** start of Material provided **
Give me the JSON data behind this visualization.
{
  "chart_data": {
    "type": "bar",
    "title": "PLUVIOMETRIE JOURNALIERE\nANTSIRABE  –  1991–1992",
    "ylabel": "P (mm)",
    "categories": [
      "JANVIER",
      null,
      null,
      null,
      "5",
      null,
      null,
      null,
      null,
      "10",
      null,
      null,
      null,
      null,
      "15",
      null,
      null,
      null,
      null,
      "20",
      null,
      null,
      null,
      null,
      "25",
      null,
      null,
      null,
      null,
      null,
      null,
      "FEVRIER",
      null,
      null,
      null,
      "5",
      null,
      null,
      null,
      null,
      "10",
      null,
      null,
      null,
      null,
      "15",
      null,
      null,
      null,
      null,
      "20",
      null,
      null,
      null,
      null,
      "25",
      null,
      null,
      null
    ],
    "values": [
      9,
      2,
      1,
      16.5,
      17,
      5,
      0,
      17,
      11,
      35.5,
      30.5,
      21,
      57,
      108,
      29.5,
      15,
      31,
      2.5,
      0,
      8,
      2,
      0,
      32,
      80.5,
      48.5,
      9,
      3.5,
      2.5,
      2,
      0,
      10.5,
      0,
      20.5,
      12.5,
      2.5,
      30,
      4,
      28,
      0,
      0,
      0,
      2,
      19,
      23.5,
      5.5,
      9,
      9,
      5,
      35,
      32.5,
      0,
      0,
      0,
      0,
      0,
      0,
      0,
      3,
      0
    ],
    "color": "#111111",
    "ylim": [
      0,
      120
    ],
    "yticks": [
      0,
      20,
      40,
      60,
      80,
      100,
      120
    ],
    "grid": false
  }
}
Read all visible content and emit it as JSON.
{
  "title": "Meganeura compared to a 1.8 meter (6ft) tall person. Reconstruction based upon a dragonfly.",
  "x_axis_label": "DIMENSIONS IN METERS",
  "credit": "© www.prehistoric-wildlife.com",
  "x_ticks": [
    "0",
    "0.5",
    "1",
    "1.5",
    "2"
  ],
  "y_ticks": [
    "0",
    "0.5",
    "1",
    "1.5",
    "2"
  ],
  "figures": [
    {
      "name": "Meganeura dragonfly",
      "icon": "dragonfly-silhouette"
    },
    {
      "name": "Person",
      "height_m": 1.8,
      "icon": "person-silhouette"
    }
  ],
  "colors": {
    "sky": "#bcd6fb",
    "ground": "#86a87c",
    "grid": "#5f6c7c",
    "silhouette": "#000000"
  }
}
** end of Material provided **
Description of the task:
Print all of the entries exactly as they appear.

Exercise result:
Give me the JSON data behind this visualization.
{
  "chart_data": {
    "type": "bar",
    "title": "PLUVIOMETRIE JOURNALIERE\nANTSIRABE  –  1991–1992",
    "ylabel": "P (mm)",
    "categories": [
      "JANVIER",
      null,
      null,
      null,
      "5",
      null,
      null,
      null,
      null,
      "10",
      null,
      null,
      null,
      null,
      "15",
      null,
      null,
      null,
      null,
      "20",
      null,
      null,
      null,
      null,
      "25",
      null,
      null,
      null,
      null,
      null,
      null,
      "FEVRIER",
      null,
      null,
      null,
      "5",
      null,
      null,
      null,
      null,
      "10",
      null,
      null,
      null,
      null,
      "15",
      null,
      null,
      null,
      null,
      "20",
      null,
      null,
      null,
      null,
      "25",
      null,
      null,
      null
    ],
    "values": [
      9,
      2,
      1,
      16.5,
      17,
      5,
      0,
      17,
      11,
      35.5,
      30.5,
      21,
      57,
      108,
      29.5,
      15,
      31,
      2.5,
      0,
      8,
      2,
      0,
      32,
      80.5,
      48.5,
      9,
      3.5,
      2.5,
      2,
      0,
      10.5,
      0,
      20.5,
      12.5,
      2.5,
      30,
      4,
      28,
      0,
      0,
      0,
      2,
      19,
      23.5,
      5.5,
      9,
      9,
      5,
      35,
      32.5,
      0,
      0,
      0,
      0,
      0,
      0,
      0,
      3,
      0
    ],
    "color": "#111111",
    "ylim": [
      0,
      120
    ],
    "yticks": [
      0,
      20,
      40,
      60,
      80,
      100,
      120
    ],
    "grid": false
  }
}
Read all visible content and emit it as JSON.
{
  "title": "Meganeura compared to a 1.8 meter (6ft) tall person. Reconstruction based upon a dragonfly.",
  "x_axis_label": "DIMENSIONS IN METERS",
  "credit": "© www.prehistoric-wildlife.com",
  "x_ticks": [
    "0",
    "0.5",
    "1",
    "1.5",
    "2"
  ],
  "y_ticks": [
    "0",
    "0.5",
    "1",
    "1.5",
    "2"
  ],
  "figures": [
    {
      "name": "Meganeura dragonfly",
      "icon": "dragonfly-silhouette"
    },
    {
      "name": "Person",
      "height_m": 1.8,
      "icon": "person-silhouette"
    }
  ],
  "colors": {
    "sky": "#bcd6fb",
    "ground": "#86a87c",
    "grid": "#5f6c7c",
    "silhouette": "#000000"
  }
}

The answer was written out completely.